**BRIEF**
Write out the listing below exactly, and omit any images you find in it.

* begin RECORDS FOR THE TASK *

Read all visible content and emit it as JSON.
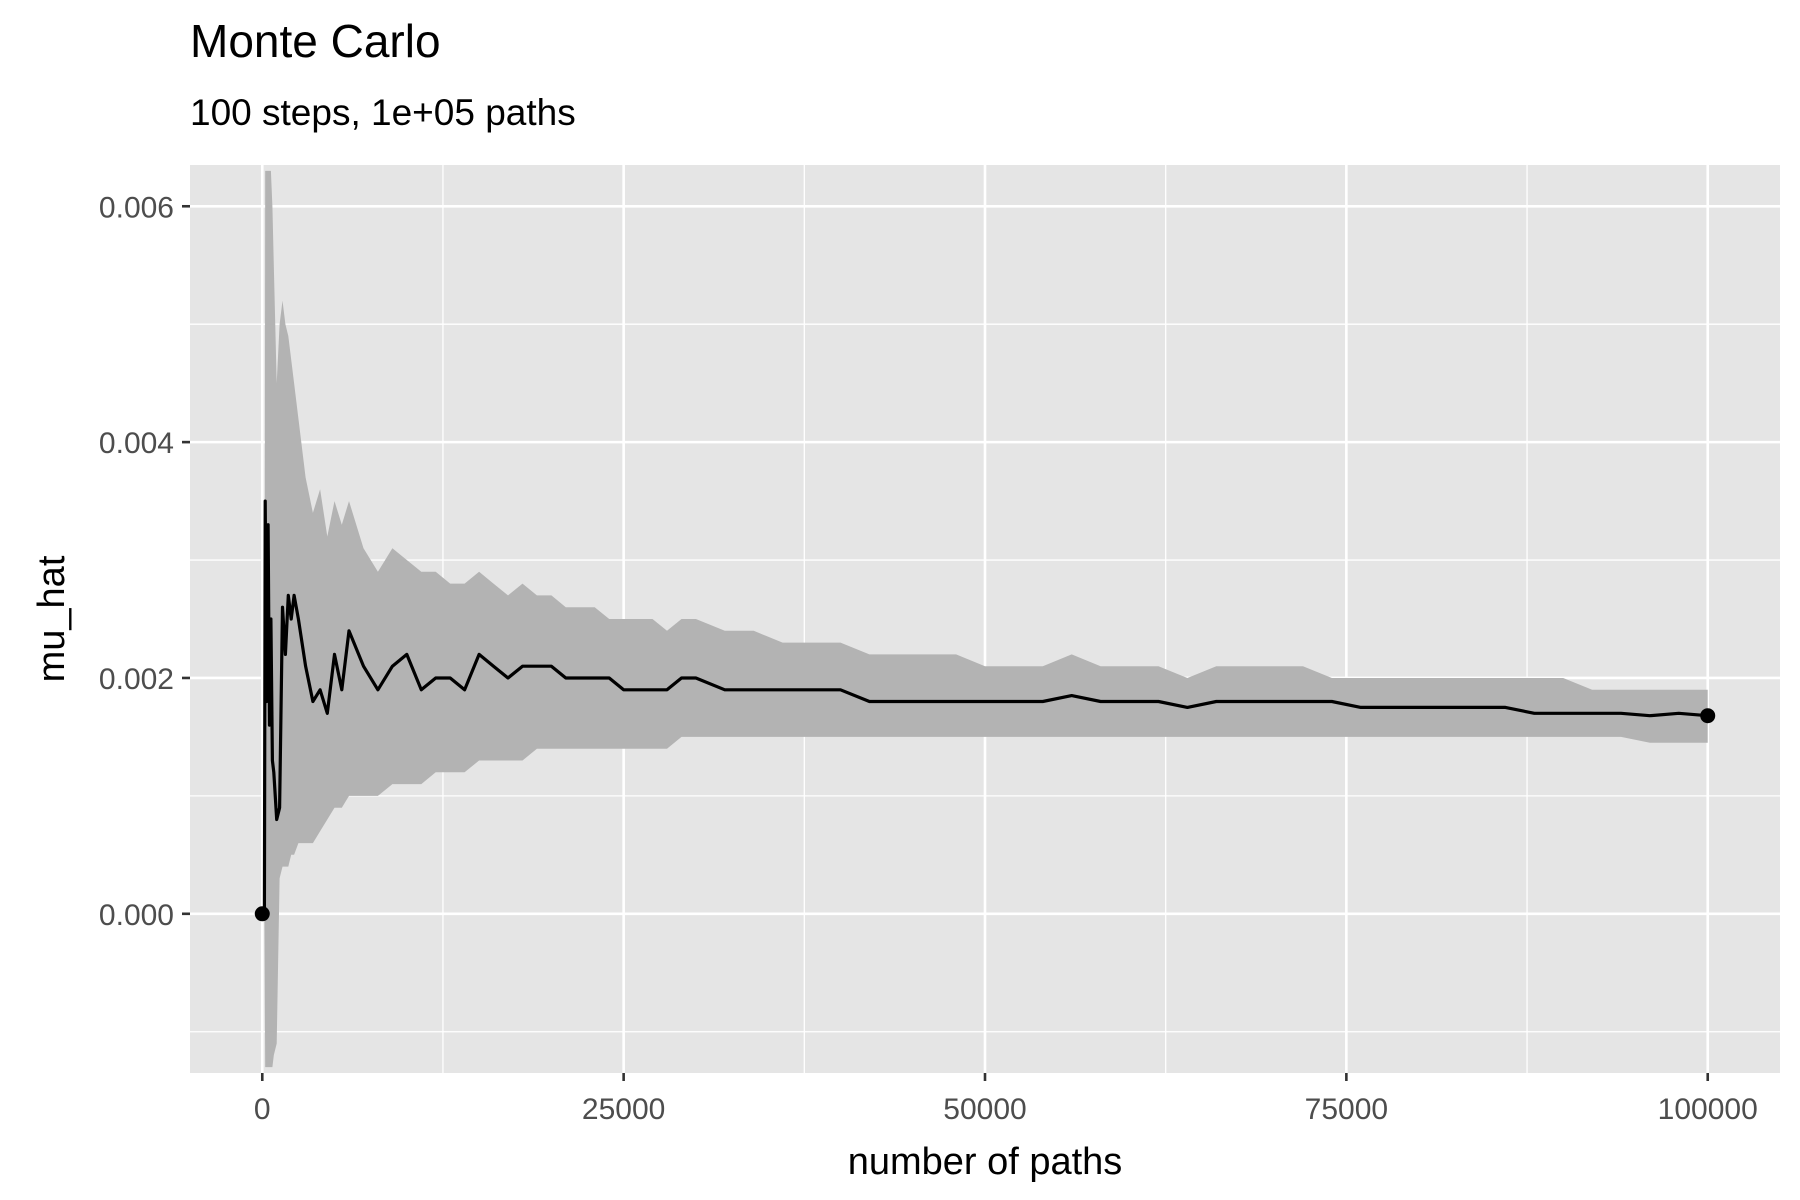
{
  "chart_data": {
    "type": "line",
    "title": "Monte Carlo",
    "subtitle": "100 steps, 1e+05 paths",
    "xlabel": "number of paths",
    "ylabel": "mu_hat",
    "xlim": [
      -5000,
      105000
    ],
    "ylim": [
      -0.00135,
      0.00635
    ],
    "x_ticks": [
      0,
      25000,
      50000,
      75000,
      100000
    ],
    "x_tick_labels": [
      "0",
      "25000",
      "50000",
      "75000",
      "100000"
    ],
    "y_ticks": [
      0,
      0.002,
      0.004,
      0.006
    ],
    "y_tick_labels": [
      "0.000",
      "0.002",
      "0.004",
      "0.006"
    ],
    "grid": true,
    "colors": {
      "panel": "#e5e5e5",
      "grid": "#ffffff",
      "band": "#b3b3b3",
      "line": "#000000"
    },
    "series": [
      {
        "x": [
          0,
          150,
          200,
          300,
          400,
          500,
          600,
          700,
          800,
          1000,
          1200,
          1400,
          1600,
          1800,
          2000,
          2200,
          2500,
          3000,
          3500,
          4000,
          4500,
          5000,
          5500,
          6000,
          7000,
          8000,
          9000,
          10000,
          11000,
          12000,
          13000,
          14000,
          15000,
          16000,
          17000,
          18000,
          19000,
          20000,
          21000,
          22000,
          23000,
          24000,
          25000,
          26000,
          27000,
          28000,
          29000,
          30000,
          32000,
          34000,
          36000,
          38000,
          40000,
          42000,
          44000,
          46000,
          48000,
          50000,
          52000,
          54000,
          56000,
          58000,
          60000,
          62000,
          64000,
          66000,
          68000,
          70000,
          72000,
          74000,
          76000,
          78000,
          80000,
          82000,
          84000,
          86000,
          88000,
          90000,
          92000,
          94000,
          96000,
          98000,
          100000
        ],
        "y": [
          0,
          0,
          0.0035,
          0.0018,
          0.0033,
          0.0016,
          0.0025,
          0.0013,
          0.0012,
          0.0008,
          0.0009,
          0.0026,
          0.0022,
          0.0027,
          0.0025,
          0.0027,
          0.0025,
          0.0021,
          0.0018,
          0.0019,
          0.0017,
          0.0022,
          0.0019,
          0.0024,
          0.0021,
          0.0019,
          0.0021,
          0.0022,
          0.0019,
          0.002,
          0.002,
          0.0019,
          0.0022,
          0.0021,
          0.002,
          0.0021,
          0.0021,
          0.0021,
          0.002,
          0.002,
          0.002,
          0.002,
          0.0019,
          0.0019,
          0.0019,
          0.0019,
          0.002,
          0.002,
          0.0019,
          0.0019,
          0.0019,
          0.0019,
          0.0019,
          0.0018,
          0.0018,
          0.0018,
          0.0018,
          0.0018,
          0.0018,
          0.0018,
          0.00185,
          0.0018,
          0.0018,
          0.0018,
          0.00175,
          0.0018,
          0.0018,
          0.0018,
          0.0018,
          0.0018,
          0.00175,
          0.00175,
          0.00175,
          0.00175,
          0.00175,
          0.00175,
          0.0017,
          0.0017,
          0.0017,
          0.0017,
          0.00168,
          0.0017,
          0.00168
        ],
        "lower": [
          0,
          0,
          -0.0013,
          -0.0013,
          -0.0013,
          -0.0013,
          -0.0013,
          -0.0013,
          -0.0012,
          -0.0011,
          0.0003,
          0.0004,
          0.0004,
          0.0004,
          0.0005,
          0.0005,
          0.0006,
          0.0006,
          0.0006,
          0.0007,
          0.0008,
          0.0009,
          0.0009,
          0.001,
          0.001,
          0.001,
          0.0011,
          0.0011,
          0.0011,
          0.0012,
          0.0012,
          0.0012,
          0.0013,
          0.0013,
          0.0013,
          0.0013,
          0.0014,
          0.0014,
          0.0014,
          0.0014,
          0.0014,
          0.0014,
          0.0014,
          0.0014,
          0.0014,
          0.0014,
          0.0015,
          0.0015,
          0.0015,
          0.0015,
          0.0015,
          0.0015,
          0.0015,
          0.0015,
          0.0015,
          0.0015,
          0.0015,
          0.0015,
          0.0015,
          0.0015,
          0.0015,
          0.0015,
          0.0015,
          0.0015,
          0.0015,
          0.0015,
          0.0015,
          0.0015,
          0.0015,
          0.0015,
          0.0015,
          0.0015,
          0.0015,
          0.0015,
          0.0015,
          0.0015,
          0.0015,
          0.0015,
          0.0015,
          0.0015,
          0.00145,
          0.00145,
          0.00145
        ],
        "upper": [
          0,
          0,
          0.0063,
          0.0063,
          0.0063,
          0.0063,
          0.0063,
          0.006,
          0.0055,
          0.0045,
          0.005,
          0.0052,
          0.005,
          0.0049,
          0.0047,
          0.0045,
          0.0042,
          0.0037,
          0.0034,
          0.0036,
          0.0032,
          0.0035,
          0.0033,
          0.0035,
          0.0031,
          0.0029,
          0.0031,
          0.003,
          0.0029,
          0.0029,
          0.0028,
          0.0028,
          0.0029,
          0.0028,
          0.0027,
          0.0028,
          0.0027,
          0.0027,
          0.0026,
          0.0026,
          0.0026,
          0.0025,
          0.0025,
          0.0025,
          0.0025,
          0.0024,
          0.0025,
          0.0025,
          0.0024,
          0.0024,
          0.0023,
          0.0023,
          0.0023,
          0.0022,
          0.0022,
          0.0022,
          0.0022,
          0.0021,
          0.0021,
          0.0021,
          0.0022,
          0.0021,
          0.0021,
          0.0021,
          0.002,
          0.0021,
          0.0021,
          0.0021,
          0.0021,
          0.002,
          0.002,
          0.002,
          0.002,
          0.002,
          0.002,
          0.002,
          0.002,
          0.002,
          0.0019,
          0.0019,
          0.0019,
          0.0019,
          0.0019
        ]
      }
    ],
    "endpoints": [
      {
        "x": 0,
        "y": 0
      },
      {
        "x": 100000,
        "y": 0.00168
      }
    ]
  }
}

* end RECORDS FOR THE TASK *

**TASK RESPONSE**
Read all visible content and emit it as JSON.
{
  "chart_data": {
    "type": "line",
    "title": "Monte Carlo",
    "subtitle": "100 steps, 1e+05 paths",
    "xlabel": "number of paths",
    "ylabel": "mu_hat",
    "xlim": [
      -5000,
      105000
    ],
    "ylim": [
      -0.00135,
      0.00635
    ],
    "x_ticks": [
      0,
      25000,
      50000,
      75000,
      100000
    ],
    "x_tick_labels": [
      "0",
      "25000",
      "50000",
      "75000",
      "100000"
    ],
    "y_ticks": [
      0,
      0.002,
      0.004,
      0.006
    ],
    "y_tick_labels": [
      "0.000",
      "0.002",
      "0.004",
      "0.006"
    ],
    "grid": true,
    "colors": {
      "panel": "#e5e5e5",
      "grid": "#ffffff",
      "band": "#b3b3b3",
      "line": "#000000"
    },
    "series": [
      {
        "x": [
          0,
          150,
          200,
          300,
          400,
          500,
          600,
          700,
          800,
          1000,
          1200,
          1400,
          1600,
          1800,
          2000,
          2200,
          2500,
          3000,
          3500,
          4000,
          4500,
          5000,
          5500,
          6000,
          7000,
          8000,
          9000,
          10000,
          11000,
          12000,
          13000,
          14000,
          15000,
          16000,
          17000,
          18000,
          19000,
          20000,
          21000,
          22000,
          23000,
          24000,
          25000,
          26000,
          27000,
          28000,
          29000,
          30000,
          32000,
          34000,
          36000,
          38000,
          40000,
          42000,
          44000,
          46000,
          48000,
          50000,
          52000,
          54000,
          56000,
          58000,
          60000,
          62000,
          64000,
          66000,
          68000,
          70000,
          72000,
          74000,
          76000,
          78000,
          80000,
          82000,
          84000,
          86000,
          88000,
          90000,
          92000,
          94000,
          96000,
          98000,
          100000
        ],
        "y": [
          0,
          0,
          0.0035,
          0.0018,
          0.0033,
          0.0016,
          0.0025,
          0.0013,
          0.0012,
          0.0008,
          0.0009,
          0.0026,
          0.0022,
          0.0027,
          0.0025,
          0.0027,
          0.0025,
          0.0021,
          0.0018,
          0.0019,
          0.0017,
          0.0022,
          0.0019,
          0.0024,
          0.0021,
          0.0019,
          0.0021,
          0.0022,
          0.0019,
          0.002,
          0.002,
          0.0019,
          0.0022,
          0.0021,
          0.002,
          0.0021,
          0.0021,
          0.0021,
          0.002,
          0.002,
          0.002,
          0.002,
          0.0019,
          0.0019,
          0.0019,
          0.0019,
          0.002,
          0.002,
          0.0019,
          0.0019,
          0.0019,
          0.0019,
          0.0019,
          0.0018,
          0.0018,
          0.0018,
          0.0018,
          0.0018,
          0.0018,
          0.0018,
          0.00185,
          0.0018,
          0.0018,
          0.0018,
          0.00175,
          0.0018,
          0.0018,
          0.0018,
          0.0018,
          0.0018,
          0.00175,
          0.00175,
          0.00175,
          0.00175,
          0.00175,
          0.00175,
          0.0017,
          0.0017,
          0.0017,
          0.0017,
          0.00168,
          0.0017,
          0.00168
        ],
        "lower": [
          0,
          0,
          -0.0013,
          -0.0013,
          -0.0013,
          -0.0013,
          -0.0013,
          -0.0013,
          -0.0012,
          -0.0011,
          0.0003,
          0.0004,
          0.0004,
          0.0004,
          0.0005,
          0.0005,
          0.0006,
          0.0006,
          0.0006,
          0.0007,
          0.0008,
          0.0009,
          0.0009,
          0.001,
          0.001,
          0.001,
          0.0011,
          0.0011,
          0.0011,
          0.0012,
          0.0012,
          0.0012,
          0.0013,
          0.0013,
          0.0013,
          0.0013,
          0.0014,
          0.0014,
          0.0014,
          0.0014,
          0.0014,
          0.0014,
          0.0014,
          0.0014,
          0.0014,
          0.0014,
          0.0015,
          0.0015,
          0.0015,
          0.0015,
          0.0015,
          0.0015,
          0.0015,
          0.0015,
          0.0015,
          0.0015,
          0.0015,
          0.0015,
          0.0015,
          0.0015,
          0.0015,
          0.0015,
          0.0015,
          0.0015,
          0.0015,
          0.0015,
          0.0015,
          0.0015,
          0.0015,
          0.0015,
          0.0015,
          0.0015,
          0.0015,
          0.0015,
          0.0015,
          0.0015,
          0.0015,
          0.0015,
          0.0015,
          0.0015,
          0.00145,
          0.00145,
          0.00145
        ],
        "upper": [
          0,
          0,
          0.0063,
          0.0063,
          0.0063,
          0.0063,
          0.0063,
          0.006,
          0.0055,
          0.0045,
          0.005,
          0.0052,
          0.005,
          0.0049,
          0.0047,
          0.0045,
          0.0042,
          0.0037,
          0.0034,
          0.0036,
          0.0032,
          0.0035,
          0.0033,
          0.0035,
          0.0031,
          0.0029,
          0.0031,
          0.003,
          0.0029,
          0.0029,
          0.0028,
          0.0028,
          0.0029,
          0.0028,
          0.0027,
          0.0028,
          0.0027,
          0.0027,
          0.0026,
          0.0026,
          0.0026,
          0.0025,
          0.0025,
          0.0025,
          0.0025,
          0.0024,
          0.0025,
          0.0025,
          0.0024,
          0.0024,
          0.0023,
          0.0023,
          0.0023,
          0.0022,
          0.0022,
          0.0022,
          0.0022,
          0.0021,
          0.0021,
          0.0021,
          0.0022,
          0.0021,
          0.0021,
          0.0021,
          0.002,
          0.0021,
          0.0021,
          0.0021,
          0.0021,
          0.002,
          0.002,
          0.002,
          0.002,
          0.002,
          0.002,
          0.002,
          0.002,
          0.002,
          0.0019,
          0.0019,
          0.0019,
          0.0019,
          0.0019
        ]
      }
    ],
    "endpoints": [
      {
        "x": 0,
        "y": 0
      },
      {
        "x": 100000,
        "y": 0.00168
      }
    ]
  }
}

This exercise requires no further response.